Word for word, set down the records and skip each picture.
-- BEGIN Recorded information --
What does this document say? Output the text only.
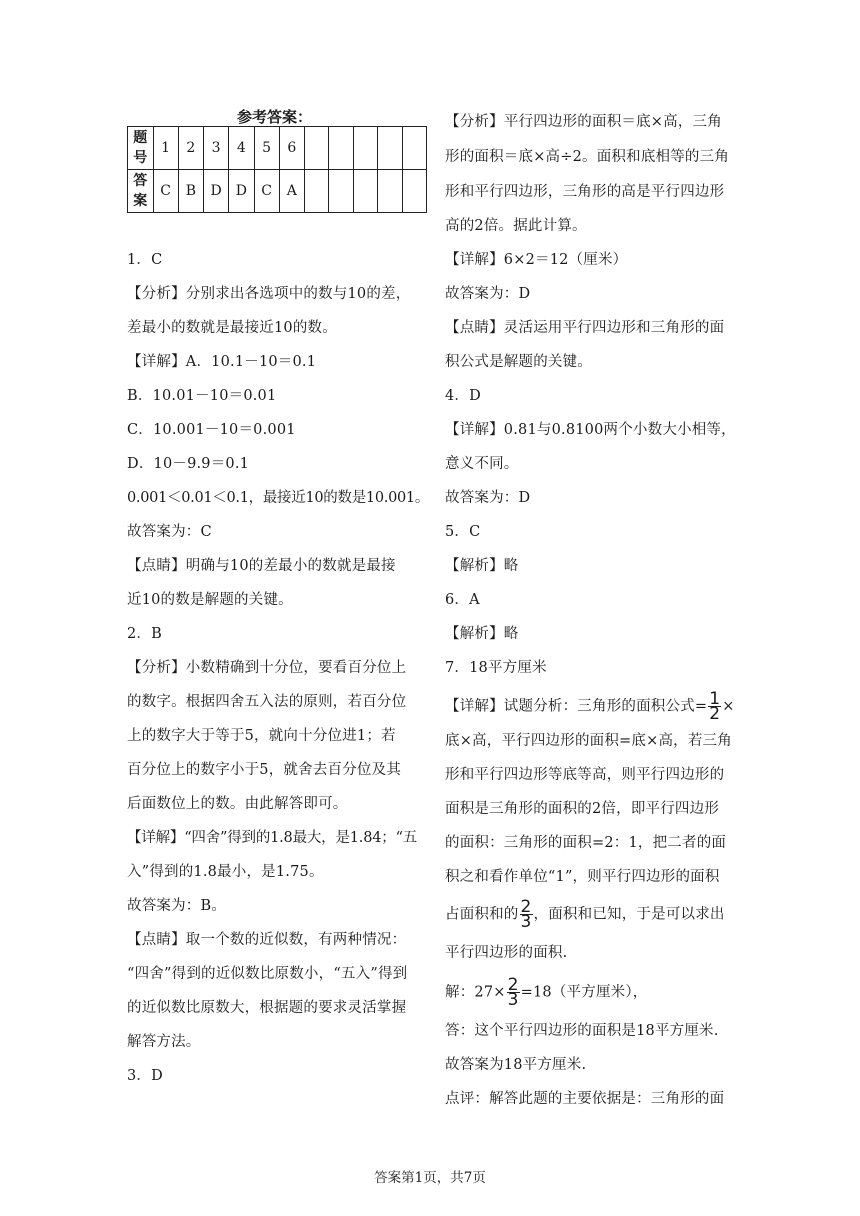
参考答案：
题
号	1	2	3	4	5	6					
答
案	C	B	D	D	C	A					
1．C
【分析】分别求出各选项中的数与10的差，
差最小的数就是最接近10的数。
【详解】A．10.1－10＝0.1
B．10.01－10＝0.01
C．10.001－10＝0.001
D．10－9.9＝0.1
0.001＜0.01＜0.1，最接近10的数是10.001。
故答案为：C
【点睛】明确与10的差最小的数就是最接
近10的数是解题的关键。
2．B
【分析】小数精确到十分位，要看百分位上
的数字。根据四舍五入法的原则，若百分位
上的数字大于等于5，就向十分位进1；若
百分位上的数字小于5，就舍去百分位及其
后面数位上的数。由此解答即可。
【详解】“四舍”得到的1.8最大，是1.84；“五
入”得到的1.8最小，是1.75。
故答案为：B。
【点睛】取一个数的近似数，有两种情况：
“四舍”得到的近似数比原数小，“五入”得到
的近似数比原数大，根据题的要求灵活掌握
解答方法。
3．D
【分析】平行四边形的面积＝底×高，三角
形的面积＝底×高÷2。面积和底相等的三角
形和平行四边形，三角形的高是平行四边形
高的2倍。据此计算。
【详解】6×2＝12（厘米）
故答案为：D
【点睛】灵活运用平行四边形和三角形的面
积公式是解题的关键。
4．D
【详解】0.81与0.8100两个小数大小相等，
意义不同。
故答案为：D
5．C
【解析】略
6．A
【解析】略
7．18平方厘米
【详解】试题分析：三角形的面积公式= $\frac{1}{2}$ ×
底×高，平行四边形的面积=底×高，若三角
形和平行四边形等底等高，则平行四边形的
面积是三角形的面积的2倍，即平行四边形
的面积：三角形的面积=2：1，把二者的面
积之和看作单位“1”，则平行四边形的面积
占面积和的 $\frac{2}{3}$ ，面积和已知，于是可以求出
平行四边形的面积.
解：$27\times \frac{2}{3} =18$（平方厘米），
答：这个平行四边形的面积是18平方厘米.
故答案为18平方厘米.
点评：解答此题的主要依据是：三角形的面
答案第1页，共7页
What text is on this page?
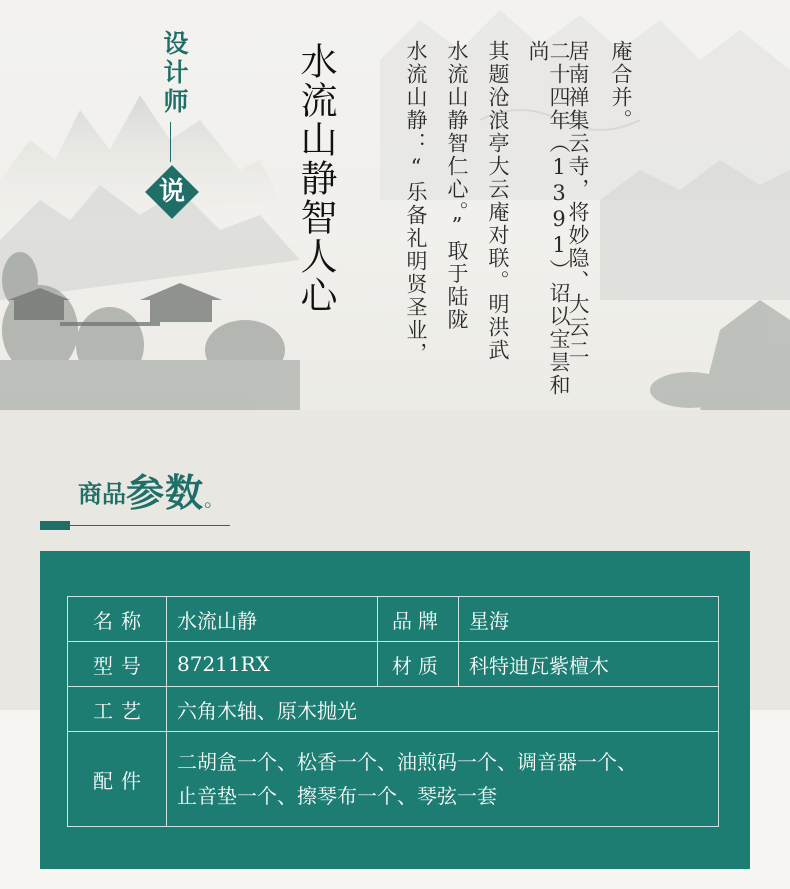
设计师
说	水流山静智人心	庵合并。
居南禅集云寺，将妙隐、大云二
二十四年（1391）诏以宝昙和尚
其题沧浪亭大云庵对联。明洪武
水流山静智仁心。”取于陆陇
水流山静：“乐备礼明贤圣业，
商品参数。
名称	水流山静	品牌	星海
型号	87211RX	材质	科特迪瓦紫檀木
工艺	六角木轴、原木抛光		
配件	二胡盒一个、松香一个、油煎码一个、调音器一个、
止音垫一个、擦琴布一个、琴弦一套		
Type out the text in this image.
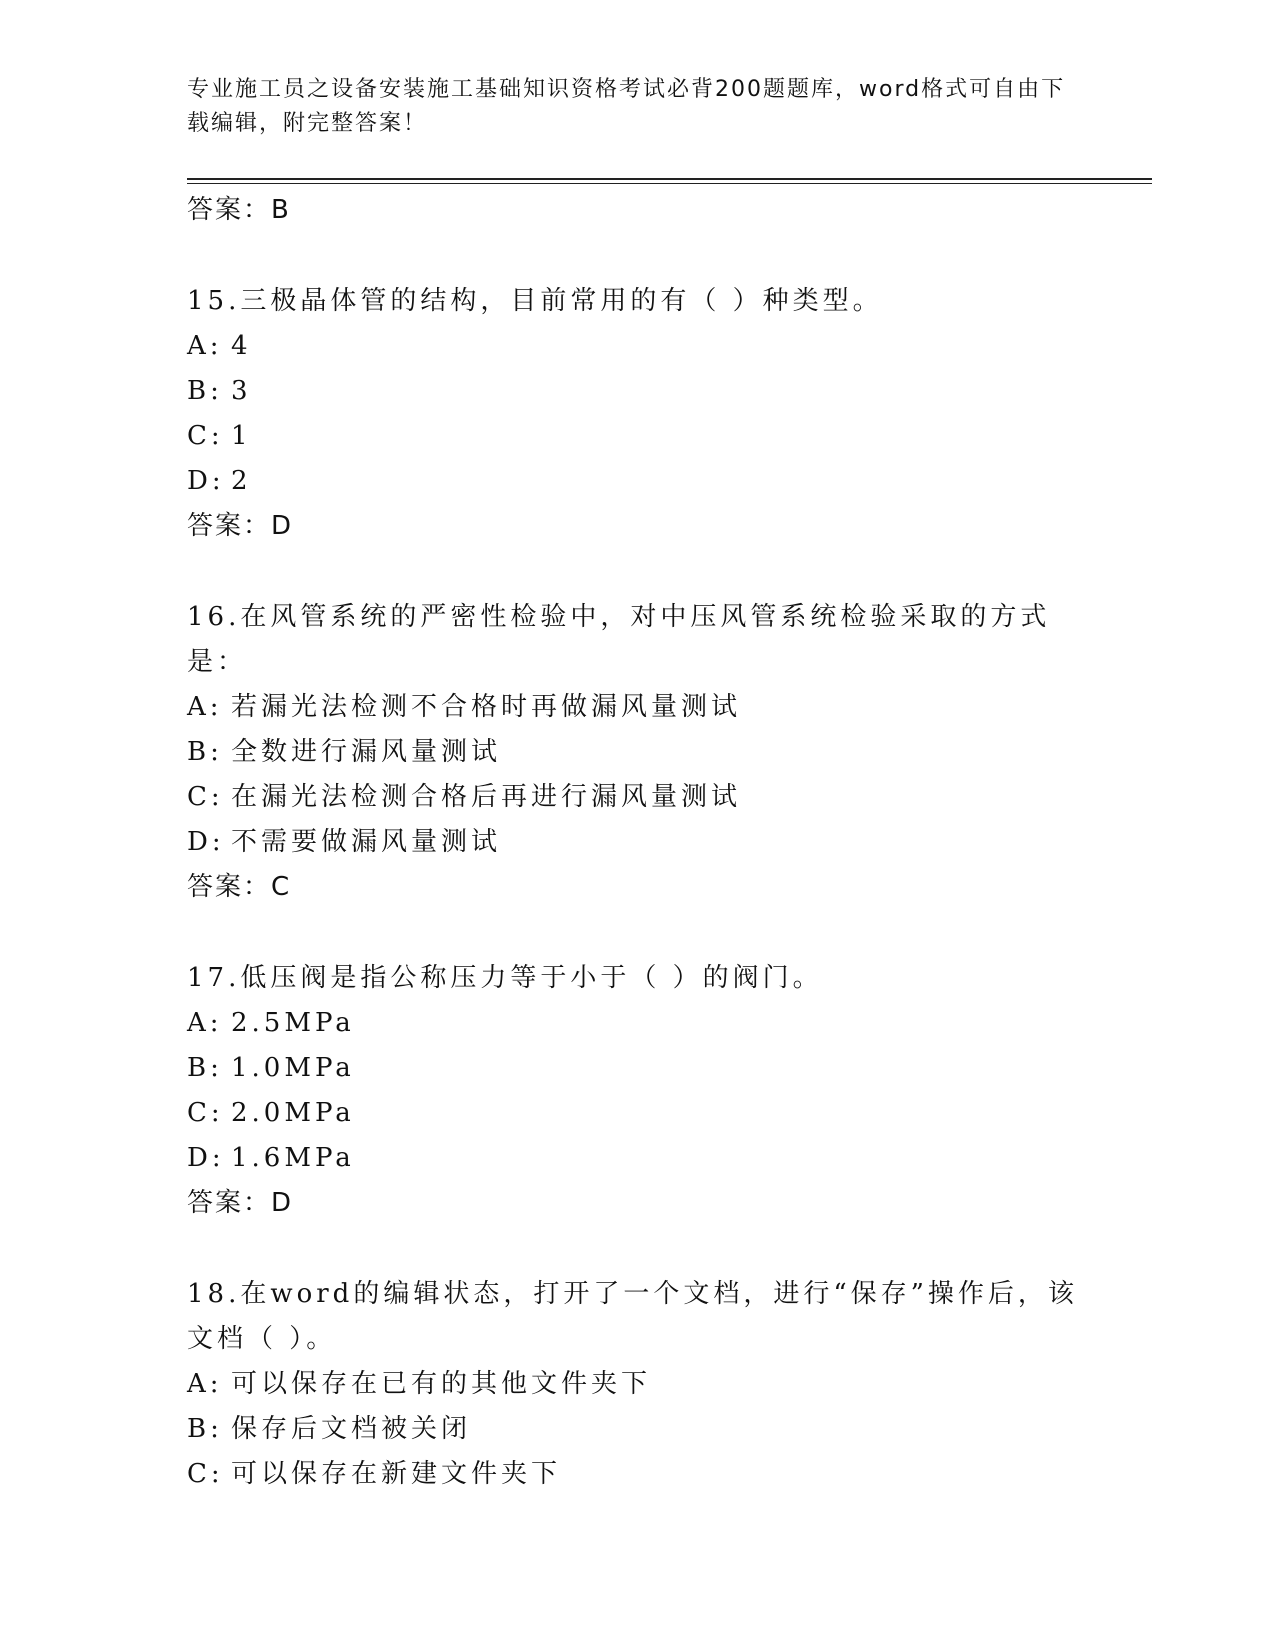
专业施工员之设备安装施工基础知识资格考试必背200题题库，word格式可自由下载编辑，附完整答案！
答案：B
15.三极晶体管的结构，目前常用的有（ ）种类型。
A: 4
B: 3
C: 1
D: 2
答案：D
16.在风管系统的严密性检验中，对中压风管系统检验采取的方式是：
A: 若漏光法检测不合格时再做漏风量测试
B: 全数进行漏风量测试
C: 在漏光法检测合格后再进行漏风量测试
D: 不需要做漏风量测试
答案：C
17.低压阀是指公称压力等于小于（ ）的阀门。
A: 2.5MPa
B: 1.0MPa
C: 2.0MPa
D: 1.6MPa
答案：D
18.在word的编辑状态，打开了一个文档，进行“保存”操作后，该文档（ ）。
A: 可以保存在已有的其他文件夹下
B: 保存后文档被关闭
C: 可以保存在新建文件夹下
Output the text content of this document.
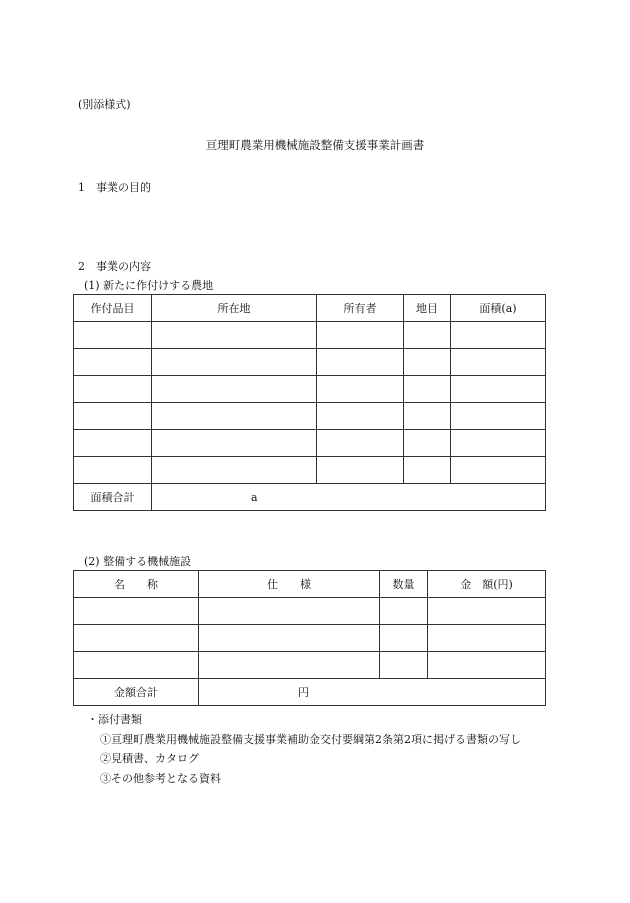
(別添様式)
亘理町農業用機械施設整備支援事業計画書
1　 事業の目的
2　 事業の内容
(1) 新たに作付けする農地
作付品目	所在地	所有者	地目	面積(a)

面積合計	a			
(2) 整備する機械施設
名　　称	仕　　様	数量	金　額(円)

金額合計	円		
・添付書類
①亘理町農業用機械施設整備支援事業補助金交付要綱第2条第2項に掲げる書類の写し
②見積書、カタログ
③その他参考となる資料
-- END Recorded information --
Full answer:
What does this document say? Output the text only.
参考答案：
题
号	1	2	3	4	5	6					
答
案	C	B	D	D	C	A					
1．C
【分析】分别求出各选项中的数与10的差，
差最小的数就是最接近10的数。
【详解】A．10.1－10＝0.1
B．10.01－10＝0.01
C．10.001－10＝0.001
D．10－9.9＝0.1
0.001＜0.01＜0.1，最接近10的数是10.001。
故答案为：C
【点睛】明确与10的差最小的数就是最接
近10的数是解题的关键。
2．B
【分析】小数精确到十分位，要看百分位上
的数字。根据四舍五入法的原则，若百分位
上的数字大于等于5，就向十分位进1；若
百分位上的数字小于5，就舍去百分位及其
后面数位上的数。由此解答即可。
【详解】“四舍”得到的1.8最大，是1.84；“五
入”得到的1.8最小，是1.75。
故答案为：B。
【点睛】取一个数的近似数，有两种情况：
“四舍”得到的近似数比原数小，“五入”得到
的近似数比原数大，根据题的要求灵活掌握
解答方法。
3．D
【分析】平行四边形的面积＝底×高，三角
形的面积＝底×高÷2。面积和底相等的三角
形和平行四边形，三角形的高是平行四边形
高的2倍。据此计算。
【详解】6×2＝12（厘米）
故答案为：D
【点睛】灵活运用平行四边形和三角形的面
积公式是解题的关键。
4．D
【详解】0.81与0.8100两个小数大小相等，
意义不同。
故答案为：D
5．C
【解析】略
6．A
【解析】略
7．18平方厘米
【详解】试题分析：三角形的面积公式= $\frac{1}{2}$ ×
底×高，平行四边形的面积=底×高，若三角
形和平行四边形等底等高，则平行四边形的
面积是三角形的面积的2倍，即平行四边形
的面积：三角形的面积=2：1，把二者的面
积之和看作单位“1”，则平行四边形的面积
占面积和的 $\frac{2}{3}$ ，面积和已知，于是可以求出
平行四边形的面积.
解：$27\times \frac{2}{3} =18$（平方厘米），
答：这个平行四边形的面积是18平方厘米.
故答案为18平方厘米.
点评：解答此题的主要依据是：三角形的面
答案第1页，共7页
What text is on this page?
设计师
说	水流山静智人心	庵合并。
居南禅集云寺，将妙隐、大云二
二十四年（1391）诏以宝昙和尚
其题沧浪亭大云庵对联。明洪武
水流山静智仁心。”取于陆陇
水流山静：“乐备礼明贤圣业，
商品参数。
名称	水流山静	品牌	星海
型号	87211RX	材质	科特迪瓦紫檀木
工艺	六角木轴、原木抛光		
配件	二胡盒一个、松香一个、油煎码一个、调音器一个、
止音垫一个、擦琴布一个、琴弦一套		
Type out the text in this image.
专业施工员之设备安装施工基础知识资格考试必背200题题库，word格式可自由下载编辑，附完整答案！
答案：B
15.三极晶体管的结构，目前常用的有（ ）种类型。
A: 4
B: 3
C: 1
D: 2
答案：D
16.在风管系统的严密性检验中，对中压风管系统检验采取的方式是：
A: 若漏光法检测不合格时再做漏风量测试
B: 全数进行漏风量测试
C: 在漏光法检测合格后再进行漏风量测试
D: 不需要做漏风量测试
答案：C
17.低压阀是指公称压力等于小于（ ）的阀门。
A: 2.5MPa
B: 1.0MPa
C: 2.0MPa
D: 1.6MPa
答案：D
18.在word的编辑状态，打开了一个文档，进行“保存”操作后，该文档（ ）。
A: 可以保存在已有的其他文件夹下
B: 保存后文档被关闭
C: 可以保存在新建文件夹下
Output the text content of this document.
(別添様式)
亘理町農業用機械施設整備支援事業計画書
1　 事業の目的
2　 事業の内容
(1) 新たに作付けする農地
作付品目	所在地	所有者	地目	面積(a)

面積合計	a			
(2) 整備する機械施設
名　　称	仕　　様	数量	金　額(円)

金額合計	円		
・添付書類
①亘理町農業用機械施設整備支援事業補助金交付要綱第2条第2項に掲げる書類の写し
②見積書、カタログ
③その他参考となる資料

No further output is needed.